[Work required] In the material below, find every line with "diploides" and pull it out.

[Exercise materials]
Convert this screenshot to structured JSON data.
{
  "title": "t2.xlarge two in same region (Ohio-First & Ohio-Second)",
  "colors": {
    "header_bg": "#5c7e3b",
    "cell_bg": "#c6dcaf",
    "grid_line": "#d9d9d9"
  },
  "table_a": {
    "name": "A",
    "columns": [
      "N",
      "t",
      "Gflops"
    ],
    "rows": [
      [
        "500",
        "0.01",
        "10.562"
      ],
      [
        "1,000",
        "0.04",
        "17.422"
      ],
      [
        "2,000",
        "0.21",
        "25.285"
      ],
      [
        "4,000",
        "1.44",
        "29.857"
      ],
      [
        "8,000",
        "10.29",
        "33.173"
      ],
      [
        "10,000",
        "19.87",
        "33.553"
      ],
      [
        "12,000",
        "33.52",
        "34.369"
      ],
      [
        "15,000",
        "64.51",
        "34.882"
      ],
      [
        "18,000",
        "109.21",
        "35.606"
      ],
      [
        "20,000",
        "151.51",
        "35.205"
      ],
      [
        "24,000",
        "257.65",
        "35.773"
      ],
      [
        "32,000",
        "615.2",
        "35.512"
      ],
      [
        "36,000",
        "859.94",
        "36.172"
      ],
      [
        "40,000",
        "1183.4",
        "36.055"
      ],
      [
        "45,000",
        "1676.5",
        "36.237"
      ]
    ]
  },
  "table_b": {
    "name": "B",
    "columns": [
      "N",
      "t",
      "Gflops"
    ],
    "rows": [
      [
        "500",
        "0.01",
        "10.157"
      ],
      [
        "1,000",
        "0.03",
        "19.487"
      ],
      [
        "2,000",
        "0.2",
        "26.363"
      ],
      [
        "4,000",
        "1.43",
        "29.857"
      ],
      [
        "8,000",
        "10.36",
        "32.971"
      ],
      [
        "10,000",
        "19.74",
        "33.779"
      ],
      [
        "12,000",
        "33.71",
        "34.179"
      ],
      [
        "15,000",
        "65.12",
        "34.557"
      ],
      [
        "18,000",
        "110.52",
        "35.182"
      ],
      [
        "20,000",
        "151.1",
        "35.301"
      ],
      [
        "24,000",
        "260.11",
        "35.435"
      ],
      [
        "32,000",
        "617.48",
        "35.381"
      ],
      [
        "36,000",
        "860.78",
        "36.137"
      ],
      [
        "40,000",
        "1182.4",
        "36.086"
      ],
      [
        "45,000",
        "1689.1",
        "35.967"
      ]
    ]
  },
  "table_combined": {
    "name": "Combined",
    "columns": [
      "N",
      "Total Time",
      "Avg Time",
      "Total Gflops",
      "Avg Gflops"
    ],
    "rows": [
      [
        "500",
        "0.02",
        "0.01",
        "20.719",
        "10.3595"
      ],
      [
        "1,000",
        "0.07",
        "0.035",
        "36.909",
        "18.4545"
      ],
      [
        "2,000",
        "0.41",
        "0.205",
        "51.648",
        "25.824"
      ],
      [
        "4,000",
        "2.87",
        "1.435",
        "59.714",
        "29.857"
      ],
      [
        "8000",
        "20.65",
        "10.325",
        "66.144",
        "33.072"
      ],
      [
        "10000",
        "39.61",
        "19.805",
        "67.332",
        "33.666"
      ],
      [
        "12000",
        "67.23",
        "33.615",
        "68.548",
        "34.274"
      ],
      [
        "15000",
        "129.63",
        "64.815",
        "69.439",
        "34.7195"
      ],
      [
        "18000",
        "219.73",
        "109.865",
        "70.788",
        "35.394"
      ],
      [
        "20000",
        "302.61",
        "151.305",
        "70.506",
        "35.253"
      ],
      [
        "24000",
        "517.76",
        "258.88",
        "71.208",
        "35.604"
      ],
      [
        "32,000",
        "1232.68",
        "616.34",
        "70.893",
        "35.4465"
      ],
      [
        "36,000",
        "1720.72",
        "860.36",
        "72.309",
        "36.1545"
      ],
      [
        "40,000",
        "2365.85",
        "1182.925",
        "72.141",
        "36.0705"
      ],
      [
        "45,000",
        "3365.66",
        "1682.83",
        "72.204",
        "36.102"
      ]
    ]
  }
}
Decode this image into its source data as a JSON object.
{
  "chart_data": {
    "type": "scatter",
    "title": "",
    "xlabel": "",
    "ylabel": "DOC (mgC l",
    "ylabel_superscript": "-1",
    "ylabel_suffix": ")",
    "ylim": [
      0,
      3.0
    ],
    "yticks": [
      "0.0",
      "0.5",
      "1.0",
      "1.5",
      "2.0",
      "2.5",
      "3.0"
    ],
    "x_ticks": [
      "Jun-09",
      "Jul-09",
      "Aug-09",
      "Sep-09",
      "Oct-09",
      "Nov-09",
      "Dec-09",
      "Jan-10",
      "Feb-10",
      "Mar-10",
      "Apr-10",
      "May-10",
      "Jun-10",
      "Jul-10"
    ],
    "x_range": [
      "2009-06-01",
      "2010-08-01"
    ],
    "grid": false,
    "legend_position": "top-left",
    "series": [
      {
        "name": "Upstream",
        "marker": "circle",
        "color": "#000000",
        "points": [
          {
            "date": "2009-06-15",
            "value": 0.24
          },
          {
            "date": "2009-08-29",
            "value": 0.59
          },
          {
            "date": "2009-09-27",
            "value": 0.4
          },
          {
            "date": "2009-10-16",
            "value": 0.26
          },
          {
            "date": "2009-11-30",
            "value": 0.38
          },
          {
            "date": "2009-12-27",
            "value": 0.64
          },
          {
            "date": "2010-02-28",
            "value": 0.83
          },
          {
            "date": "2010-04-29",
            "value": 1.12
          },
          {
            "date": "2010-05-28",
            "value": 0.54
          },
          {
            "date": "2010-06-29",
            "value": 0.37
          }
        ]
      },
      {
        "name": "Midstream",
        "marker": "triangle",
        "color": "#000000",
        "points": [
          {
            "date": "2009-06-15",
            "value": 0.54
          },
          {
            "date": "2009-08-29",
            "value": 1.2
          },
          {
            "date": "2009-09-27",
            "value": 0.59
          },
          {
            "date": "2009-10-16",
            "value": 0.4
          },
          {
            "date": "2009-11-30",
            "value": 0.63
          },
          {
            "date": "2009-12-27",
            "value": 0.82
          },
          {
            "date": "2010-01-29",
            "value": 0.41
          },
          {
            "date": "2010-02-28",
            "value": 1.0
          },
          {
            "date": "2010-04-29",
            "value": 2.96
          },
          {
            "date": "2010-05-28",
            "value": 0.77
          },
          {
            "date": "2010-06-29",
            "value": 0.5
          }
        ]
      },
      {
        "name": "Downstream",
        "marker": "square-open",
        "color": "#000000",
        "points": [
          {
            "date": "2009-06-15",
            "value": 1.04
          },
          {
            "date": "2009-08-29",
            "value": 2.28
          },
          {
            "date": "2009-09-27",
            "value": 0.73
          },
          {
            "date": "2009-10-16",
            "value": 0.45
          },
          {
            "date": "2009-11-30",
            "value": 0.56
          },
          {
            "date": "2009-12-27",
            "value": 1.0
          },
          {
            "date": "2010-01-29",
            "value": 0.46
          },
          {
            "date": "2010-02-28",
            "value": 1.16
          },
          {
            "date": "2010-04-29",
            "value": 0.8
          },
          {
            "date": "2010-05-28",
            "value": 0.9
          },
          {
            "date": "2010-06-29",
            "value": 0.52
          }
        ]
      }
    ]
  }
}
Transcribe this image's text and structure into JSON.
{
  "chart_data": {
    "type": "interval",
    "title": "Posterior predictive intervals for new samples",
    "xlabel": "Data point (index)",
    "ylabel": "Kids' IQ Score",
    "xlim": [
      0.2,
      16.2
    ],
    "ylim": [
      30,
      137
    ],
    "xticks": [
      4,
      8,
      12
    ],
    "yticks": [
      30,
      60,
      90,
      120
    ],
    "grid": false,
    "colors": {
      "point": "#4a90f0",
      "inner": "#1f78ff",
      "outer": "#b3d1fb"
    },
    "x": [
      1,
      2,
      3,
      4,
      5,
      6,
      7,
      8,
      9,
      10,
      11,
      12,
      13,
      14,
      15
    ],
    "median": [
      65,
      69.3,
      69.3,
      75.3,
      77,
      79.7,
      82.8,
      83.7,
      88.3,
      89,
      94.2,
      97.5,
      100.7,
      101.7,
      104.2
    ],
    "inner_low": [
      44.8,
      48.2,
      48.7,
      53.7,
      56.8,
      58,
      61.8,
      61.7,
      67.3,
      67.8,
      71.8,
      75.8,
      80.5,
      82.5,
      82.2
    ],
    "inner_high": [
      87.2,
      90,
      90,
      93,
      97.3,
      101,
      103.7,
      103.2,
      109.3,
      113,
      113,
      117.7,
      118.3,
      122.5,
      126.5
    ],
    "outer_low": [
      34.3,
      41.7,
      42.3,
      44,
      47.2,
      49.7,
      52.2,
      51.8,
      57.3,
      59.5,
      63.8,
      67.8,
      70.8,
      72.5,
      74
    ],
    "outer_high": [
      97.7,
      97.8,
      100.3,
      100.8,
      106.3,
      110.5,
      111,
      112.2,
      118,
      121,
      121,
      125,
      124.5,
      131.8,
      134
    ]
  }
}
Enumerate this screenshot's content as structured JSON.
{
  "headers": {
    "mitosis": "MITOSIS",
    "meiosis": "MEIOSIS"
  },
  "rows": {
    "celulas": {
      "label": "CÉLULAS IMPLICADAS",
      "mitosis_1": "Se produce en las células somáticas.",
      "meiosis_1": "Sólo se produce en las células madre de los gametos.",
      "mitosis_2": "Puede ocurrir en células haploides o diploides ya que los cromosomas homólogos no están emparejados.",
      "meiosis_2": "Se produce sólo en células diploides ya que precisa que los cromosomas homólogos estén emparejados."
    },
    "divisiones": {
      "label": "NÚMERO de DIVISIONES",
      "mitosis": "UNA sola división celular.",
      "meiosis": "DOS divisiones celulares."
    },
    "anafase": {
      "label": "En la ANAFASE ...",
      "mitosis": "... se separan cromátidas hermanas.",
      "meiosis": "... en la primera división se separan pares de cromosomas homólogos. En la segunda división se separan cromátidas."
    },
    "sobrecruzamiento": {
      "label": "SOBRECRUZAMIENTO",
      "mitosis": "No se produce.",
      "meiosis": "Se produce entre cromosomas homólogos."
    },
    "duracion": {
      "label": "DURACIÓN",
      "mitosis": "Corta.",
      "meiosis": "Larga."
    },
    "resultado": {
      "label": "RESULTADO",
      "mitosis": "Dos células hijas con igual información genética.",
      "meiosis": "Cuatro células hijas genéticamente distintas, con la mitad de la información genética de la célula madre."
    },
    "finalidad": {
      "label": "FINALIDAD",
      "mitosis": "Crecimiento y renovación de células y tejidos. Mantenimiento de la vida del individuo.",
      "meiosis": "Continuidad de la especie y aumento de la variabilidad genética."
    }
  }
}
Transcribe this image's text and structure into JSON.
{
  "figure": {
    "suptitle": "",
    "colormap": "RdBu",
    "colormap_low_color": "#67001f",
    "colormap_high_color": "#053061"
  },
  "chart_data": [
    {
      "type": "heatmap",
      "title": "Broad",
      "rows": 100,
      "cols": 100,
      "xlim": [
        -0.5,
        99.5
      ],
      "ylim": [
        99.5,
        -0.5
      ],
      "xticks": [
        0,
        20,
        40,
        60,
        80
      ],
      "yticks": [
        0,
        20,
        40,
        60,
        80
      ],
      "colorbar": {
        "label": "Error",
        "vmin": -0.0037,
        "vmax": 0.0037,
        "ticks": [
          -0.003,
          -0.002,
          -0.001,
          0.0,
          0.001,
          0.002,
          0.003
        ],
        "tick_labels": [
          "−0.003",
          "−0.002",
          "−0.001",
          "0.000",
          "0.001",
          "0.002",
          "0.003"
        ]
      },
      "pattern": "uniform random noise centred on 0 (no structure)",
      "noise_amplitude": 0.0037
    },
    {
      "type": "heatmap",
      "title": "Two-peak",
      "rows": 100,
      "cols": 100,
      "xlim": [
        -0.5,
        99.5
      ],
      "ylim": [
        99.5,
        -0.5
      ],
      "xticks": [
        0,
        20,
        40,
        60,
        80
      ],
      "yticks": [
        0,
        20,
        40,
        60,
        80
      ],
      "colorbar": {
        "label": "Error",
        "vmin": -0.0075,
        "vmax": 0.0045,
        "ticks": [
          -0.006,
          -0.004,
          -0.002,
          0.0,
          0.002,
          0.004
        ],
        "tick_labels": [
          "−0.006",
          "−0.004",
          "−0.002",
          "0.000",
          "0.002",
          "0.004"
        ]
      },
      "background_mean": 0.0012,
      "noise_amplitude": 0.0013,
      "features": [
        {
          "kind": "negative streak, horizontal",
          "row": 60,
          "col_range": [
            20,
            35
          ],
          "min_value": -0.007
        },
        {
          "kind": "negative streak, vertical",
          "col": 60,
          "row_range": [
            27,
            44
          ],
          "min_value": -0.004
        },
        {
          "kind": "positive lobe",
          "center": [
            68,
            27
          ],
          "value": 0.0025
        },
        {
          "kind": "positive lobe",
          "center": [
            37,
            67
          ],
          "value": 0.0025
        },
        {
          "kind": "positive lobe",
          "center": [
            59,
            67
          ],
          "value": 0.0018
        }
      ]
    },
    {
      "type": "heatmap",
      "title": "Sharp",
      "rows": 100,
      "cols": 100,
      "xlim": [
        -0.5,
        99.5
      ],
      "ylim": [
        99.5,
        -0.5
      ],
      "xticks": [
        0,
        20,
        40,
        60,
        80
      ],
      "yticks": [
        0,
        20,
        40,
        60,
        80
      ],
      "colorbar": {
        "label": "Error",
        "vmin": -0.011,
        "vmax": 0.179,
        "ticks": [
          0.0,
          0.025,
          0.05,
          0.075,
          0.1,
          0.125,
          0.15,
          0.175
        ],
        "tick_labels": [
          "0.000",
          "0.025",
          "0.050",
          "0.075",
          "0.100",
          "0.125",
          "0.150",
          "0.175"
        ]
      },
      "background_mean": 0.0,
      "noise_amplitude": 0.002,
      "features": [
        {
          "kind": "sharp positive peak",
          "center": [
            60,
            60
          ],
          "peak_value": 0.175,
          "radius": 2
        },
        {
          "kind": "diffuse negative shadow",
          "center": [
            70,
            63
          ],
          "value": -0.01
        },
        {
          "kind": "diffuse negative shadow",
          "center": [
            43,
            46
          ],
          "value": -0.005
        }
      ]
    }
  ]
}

[Response to this task]
      "mitosis_2": "Puede ocurrir en células haploides o diploides ya que los cromosomas homólogos no están emparejados.",
      "meiosis_2": "Se produce sólo en células diploides ya que precisa que los cromosomas homólogos estén emparejados."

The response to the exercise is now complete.